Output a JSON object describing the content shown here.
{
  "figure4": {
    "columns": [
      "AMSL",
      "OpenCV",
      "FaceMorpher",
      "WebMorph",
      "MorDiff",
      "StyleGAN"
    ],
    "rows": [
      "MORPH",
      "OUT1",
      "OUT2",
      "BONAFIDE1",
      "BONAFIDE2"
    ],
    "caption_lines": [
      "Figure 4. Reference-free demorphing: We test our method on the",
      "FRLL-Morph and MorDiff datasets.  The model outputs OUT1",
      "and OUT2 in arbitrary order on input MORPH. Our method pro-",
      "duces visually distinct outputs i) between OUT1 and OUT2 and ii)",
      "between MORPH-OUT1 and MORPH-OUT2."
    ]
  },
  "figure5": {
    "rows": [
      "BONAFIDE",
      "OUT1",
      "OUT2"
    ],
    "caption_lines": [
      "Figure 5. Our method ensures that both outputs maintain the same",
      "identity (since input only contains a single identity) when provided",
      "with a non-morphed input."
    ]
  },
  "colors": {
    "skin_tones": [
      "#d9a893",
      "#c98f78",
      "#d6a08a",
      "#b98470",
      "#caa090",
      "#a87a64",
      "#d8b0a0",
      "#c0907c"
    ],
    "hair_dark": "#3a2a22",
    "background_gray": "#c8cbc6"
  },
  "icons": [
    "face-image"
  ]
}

==

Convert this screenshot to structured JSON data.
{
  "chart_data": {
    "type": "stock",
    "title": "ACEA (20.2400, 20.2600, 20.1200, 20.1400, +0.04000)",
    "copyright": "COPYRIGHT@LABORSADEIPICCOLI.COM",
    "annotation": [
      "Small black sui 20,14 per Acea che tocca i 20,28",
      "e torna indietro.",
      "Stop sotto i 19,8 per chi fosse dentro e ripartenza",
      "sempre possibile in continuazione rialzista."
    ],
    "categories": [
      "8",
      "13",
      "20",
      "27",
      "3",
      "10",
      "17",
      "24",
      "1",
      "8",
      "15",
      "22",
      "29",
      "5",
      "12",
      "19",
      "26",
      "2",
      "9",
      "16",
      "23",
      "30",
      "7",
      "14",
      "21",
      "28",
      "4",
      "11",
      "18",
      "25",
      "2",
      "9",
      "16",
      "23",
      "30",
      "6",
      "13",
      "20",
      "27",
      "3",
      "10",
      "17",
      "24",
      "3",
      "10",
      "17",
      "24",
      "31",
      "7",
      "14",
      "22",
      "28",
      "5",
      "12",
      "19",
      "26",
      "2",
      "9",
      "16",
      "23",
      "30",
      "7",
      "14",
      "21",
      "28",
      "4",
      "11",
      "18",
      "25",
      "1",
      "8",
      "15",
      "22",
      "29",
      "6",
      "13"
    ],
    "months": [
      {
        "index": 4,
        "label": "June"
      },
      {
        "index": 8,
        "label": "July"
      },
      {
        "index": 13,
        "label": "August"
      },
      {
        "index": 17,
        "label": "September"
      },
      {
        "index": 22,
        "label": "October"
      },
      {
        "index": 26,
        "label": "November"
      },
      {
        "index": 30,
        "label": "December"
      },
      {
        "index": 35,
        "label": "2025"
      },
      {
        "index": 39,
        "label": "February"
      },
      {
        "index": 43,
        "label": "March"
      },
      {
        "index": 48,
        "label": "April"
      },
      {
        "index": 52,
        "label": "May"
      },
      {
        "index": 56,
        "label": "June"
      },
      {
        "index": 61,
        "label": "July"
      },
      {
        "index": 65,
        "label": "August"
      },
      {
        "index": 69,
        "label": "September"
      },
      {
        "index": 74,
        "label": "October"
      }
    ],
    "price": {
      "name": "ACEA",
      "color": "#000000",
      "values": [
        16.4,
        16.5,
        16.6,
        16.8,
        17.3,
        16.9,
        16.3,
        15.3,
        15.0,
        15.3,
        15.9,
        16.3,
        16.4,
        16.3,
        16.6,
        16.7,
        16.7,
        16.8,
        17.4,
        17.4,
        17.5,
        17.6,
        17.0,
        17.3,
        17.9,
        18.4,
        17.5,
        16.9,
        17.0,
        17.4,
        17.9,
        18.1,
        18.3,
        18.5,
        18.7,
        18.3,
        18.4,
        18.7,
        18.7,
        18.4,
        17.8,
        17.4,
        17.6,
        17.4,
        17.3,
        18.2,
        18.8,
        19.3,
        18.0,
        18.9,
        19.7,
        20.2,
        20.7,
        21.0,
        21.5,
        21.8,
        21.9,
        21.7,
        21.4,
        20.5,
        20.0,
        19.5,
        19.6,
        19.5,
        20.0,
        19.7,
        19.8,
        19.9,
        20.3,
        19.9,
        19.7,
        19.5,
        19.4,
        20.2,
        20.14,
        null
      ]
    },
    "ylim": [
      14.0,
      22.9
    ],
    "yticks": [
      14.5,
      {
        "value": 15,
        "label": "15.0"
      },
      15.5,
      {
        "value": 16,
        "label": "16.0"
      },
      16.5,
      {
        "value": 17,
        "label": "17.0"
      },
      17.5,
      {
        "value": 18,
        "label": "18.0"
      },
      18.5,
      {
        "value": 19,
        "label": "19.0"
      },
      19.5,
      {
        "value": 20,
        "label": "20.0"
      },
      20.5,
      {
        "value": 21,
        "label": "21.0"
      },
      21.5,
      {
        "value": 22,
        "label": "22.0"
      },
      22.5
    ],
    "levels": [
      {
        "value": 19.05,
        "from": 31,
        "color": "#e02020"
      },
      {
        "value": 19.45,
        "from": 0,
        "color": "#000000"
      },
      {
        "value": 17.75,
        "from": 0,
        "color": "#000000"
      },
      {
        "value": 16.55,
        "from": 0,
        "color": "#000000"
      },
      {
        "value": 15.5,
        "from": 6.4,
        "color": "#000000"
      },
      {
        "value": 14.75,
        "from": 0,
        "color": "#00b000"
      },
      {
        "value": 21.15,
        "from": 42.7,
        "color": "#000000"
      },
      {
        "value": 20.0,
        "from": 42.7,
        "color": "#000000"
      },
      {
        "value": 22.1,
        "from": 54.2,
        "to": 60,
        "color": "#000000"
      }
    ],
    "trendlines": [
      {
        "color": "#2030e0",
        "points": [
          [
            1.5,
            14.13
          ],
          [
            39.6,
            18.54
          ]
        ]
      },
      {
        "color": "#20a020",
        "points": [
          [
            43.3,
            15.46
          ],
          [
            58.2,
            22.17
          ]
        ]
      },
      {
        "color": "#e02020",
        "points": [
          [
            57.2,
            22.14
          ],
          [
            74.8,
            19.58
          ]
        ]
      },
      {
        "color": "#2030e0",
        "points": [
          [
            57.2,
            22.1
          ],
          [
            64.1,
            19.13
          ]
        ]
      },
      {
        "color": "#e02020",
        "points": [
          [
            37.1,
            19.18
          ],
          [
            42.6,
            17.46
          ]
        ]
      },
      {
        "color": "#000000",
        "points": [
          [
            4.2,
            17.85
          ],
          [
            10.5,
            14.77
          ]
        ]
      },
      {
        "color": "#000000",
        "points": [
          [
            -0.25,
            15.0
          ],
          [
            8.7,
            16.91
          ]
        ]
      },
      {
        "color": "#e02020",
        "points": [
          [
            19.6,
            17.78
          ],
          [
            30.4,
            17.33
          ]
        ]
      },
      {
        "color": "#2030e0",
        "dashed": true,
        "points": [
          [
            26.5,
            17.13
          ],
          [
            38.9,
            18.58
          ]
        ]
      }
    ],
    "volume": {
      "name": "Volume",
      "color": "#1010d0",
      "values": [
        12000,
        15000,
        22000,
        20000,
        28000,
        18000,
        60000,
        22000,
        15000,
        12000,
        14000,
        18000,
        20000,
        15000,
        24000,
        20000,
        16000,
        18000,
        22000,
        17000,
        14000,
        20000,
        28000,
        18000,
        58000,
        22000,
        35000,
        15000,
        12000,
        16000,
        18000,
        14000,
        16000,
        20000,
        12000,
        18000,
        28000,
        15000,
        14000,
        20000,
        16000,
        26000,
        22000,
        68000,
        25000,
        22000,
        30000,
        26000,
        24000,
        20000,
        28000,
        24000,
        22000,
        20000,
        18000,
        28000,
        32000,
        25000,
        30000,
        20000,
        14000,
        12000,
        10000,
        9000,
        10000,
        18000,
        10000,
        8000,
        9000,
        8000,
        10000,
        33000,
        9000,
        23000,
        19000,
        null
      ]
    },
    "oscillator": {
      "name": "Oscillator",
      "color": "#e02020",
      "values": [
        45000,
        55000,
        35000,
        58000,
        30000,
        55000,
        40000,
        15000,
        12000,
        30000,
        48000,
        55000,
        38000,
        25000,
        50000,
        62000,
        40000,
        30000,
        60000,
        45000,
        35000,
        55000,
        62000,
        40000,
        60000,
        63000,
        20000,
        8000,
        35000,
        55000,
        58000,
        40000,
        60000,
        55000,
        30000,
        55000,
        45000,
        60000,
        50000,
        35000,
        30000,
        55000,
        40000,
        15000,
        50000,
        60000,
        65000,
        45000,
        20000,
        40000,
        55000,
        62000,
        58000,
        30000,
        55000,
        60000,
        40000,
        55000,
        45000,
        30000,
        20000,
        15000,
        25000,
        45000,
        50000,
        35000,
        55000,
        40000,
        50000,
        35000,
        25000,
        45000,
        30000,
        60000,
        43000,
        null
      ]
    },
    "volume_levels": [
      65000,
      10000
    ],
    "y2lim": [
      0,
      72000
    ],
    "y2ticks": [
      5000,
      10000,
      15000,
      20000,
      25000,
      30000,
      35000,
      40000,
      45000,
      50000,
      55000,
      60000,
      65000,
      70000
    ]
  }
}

## Goal of the exercise
Give only the number of lines in the data that hold the word "name".

## Written response
3